(Records from a collection)
+++
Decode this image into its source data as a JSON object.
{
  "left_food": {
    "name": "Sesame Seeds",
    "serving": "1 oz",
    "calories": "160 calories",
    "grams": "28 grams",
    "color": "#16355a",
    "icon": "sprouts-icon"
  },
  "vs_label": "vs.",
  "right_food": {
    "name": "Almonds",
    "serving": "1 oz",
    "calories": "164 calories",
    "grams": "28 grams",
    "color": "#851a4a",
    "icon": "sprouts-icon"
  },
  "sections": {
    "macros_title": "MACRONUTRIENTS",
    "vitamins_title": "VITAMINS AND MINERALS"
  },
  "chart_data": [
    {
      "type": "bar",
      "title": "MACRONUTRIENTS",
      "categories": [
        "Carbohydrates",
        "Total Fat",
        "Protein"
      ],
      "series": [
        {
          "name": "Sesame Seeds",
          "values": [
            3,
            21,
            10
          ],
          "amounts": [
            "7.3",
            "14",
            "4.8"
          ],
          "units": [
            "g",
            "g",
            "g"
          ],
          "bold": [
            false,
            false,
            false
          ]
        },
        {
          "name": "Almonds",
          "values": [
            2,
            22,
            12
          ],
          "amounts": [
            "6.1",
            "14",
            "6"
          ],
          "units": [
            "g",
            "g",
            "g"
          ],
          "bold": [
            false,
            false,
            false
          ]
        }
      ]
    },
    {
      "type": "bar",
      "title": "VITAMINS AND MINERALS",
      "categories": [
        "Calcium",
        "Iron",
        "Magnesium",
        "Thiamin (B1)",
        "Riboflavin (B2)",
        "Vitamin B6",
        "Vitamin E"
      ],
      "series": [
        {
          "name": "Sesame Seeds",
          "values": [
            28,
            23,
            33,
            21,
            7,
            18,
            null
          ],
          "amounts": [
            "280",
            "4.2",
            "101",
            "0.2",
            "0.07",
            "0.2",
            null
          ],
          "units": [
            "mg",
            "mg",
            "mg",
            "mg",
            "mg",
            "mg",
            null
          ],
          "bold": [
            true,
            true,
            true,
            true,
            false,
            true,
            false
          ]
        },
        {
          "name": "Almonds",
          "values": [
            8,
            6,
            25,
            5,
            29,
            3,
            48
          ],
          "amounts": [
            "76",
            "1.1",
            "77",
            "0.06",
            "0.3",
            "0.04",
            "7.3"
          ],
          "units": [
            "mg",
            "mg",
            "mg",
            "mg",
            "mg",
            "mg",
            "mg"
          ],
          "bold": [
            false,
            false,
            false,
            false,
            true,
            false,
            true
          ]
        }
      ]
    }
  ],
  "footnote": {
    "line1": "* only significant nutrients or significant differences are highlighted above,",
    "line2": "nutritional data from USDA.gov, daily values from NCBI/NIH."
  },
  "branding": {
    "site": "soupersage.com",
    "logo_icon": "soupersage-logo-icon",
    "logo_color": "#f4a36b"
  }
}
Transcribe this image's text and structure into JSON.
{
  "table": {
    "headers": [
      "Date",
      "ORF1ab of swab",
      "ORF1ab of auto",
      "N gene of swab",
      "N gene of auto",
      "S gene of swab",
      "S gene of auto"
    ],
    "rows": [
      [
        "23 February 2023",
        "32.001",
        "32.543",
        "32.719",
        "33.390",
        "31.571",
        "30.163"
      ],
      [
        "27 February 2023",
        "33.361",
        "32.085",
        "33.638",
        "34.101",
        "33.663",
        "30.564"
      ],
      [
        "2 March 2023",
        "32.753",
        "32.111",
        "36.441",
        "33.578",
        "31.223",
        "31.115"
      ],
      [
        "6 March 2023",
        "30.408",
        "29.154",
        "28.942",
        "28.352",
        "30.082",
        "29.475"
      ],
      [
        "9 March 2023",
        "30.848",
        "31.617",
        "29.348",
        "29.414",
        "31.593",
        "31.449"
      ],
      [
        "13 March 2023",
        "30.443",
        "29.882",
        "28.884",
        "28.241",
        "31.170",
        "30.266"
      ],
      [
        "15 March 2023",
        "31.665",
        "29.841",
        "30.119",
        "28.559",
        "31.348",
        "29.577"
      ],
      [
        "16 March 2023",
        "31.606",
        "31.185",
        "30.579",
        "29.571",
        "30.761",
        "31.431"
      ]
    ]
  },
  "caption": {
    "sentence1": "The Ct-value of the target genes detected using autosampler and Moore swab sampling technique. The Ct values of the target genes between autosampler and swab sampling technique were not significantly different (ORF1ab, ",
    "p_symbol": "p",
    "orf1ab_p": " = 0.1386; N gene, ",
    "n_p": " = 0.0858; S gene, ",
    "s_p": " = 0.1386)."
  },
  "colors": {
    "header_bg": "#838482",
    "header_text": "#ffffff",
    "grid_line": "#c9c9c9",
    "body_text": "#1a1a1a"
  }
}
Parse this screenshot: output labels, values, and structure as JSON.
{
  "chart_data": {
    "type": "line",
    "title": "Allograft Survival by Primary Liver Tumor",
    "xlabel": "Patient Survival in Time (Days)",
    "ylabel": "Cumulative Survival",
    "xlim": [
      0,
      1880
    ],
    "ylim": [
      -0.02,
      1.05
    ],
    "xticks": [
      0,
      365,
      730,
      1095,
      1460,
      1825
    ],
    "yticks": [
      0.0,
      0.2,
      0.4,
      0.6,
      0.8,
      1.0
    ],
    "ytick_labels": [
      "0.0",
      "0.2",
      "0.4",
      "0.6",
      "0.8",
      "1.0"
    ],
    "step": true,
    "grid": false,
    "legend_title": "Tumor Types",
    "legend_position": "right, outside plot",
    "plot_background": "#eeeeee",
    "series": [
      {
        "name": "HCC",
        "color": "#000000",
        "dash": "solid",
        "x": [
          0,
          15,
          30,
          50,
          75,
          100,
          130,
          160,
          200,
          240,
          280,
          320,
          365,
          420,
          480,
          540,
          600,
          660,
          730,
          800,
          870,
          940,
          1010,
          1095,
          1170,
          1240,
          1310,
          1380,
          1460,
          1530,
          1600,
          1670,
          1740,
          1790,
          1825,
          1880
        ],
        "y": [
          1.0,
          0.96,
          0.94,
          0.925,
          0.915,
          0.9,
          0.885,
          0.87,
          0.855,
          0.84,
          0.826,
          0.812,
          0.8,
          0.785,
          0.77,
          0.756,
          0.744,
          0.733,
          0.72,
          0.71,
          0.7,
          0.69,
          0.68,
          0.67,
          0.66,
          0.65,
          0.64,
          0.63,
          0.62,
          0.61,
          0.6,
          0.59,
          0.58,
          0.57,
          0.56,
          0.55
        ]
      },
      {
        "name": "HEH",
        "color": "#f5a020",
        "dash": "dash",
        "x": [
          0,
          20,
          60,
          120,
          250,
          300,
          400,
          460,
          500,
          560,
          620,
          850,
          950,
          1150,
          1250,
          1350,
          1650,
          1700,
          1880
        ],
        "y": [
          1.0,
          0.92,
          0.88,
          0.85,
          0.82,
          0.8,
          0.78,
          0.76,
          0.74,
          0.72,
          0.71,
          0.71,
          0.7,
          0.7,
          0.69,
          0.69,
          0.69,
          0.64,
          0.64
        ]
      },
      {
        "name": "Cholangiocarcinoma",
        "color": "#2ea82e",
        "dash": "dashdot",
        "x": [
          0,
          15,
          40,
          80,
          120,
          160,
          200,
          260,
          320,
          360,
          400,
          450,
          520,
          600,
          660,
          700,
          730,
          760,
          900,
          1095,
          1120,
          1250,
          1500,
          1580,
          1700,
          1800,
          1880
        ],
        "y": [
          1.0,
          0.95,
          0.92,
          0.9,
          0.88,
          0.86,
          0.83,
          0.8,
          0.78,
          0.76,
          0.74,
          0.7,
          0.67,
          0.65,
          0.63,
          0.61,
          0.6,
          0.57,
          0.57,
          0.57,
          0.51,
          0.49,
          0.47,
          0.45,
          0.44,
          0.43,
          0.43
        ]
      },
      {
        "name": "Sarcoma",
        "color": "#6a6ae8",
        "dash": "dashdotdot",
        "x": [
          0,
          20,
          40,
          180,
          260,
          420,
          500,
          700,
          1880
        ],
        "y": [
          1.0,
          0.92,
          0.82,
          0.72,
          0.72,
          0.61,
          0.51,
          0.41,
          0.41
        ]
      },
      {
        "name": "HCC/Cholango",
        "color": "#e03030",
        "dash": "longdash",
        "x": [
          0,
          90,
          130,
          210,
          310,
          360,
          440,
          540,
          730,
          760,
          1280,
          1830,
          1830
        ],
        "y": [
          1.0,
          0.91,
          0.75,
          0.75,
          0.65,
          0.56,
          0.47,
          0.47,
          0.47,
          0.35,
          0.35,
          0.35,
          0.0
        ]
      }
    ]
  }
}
+++
Work task: Scan the records above, then copy out each line that mentions "Survival".

Response to this exercise:
    "title": "Allograft Survival by Primary Liver Tumor",
    "xlabel": "Patient Survival in Time (Days)",
    "ylabel": "Cumulative Survival",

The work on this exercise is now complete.